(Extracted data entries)

— begin —

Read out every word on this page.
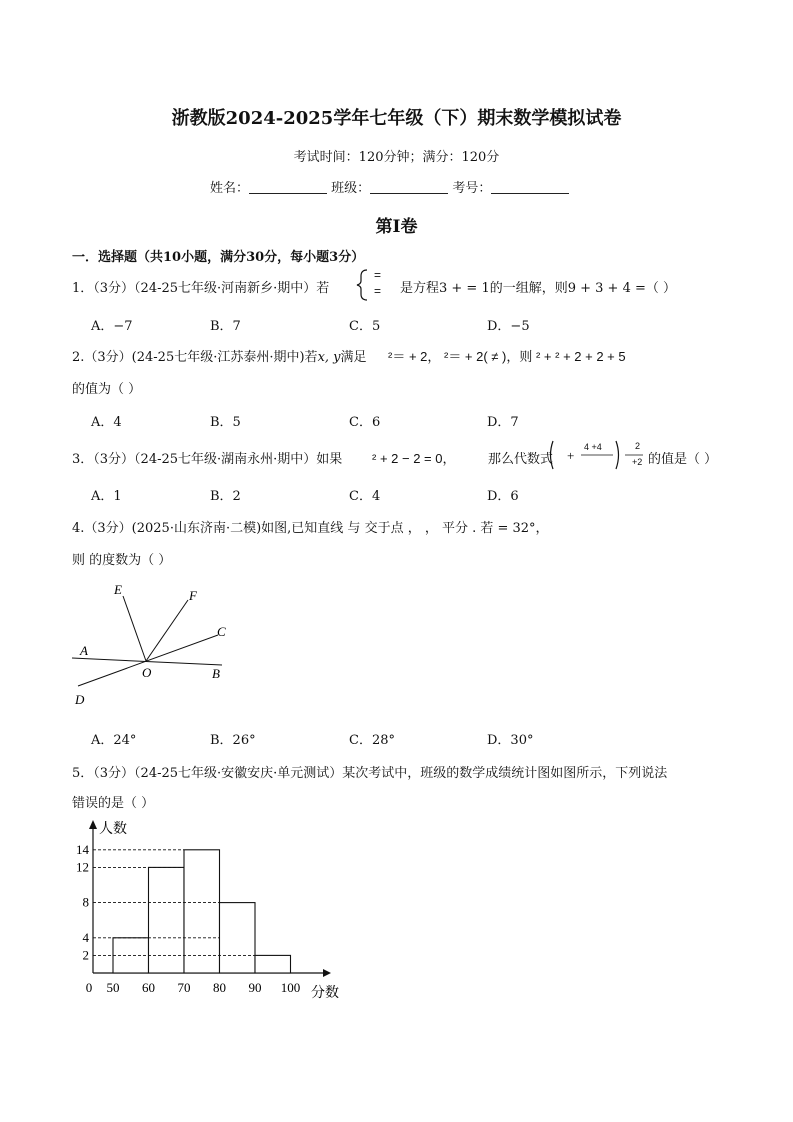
浙教版2024-2025学年七年级（下）期末数学模拟试卷
考试时间：120分钟；满分：120分
姓名：	班级：	考号：
第I卷
一．选择题（共10小题，满分30分，每小题3分）
1．（3分）（24-25七年级·河南新乡·期中）若
=
= 是方程3 + = 1的一组解，则9 + 3 + 4 =（ ）
A．−7	B．7	C．5	D．−5
2.（3分）(24-25七年级·江苏泰州·期中)若x, y满足 ²＝ + 2， ²＝ + 2( ≠ )，则 ² + ² + 2 + 2 + 5
的值为（ ）
A．4	B．5	C．6	D．7
3．（3分）（24-25七年级·湖南永州·期中）如果 ² + 2 − 2 = 0，	那么代数式 +
4 +4	2
+2 的值是（ ）
A．1	B．2	C．4	D．6
4.（3分）(2025·山东济南·二模)如图,已知直线 与 交于点 ， ， 平分 . 若 = 32°，
则 的度数为（ ）
E	F
C
A
O	B
D
A．24°	B．26°	C．28°	D．30°
5．（3分）（24-25七年级·安徽安庆·单元测试）某次考试中，班级的数学成绩统计图如图所示，下列说法
错误的是（ ）
人数
分数
2
4
8
12
14
0 50 60 70 80 90 100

— end —

# REQUIRED TASK
Keep the pictures out of the copy and write out the data exactly as it stands.

# TASK RESPONSE
Read out every word on this page.
浙教版2024-2025学年七年级（下）期末数学模拟试卷
考试时间：120分钟；满分：120分
姓名：	班级：	考号：
第I卷
一．选择题（共10小题，满分30分，每小题3分）
1．（3分）（24-25七年级·河南新乡·期中）若
=
= 是方程3 + = 1的一组解，则9 + 3 + 4 =（ ）
A．−7	B．7	C．5	D．−5
2.（3分）(24-25七年级·江苏泰州·期中)若x, y满足 ²＝ + 2， ²＝ + 2( ≠ )，则 ² + ² + 2 + 2 + 5
的值为（ ）
A．4	B．5	C．6	D．7
3．（3分）（24-25七年级·湖南永州·期中）如果 ² + 2 − 2 = 0，	那么代数式 +
4 +4	2
+2 的值是（ ）
A．1	B．2	C．4	D．6
4.（3分）(2025·山东济南·二模)如图,已知直线 与 交于点 ， ， 平分 . 若 = 32°，
则 的度数为（ ）
E	F
C
A
O	B
D
A．24°	B．26°	C．28°	D．30°
5．（3分）（24-25七年级·安徽安庆·单元测试）某次考试中，班级的数学成绩统计图如图所示，下列说法
错误的是（ ）
人数
分数
2
4
8
12
14
0 50 60 70 80 90 100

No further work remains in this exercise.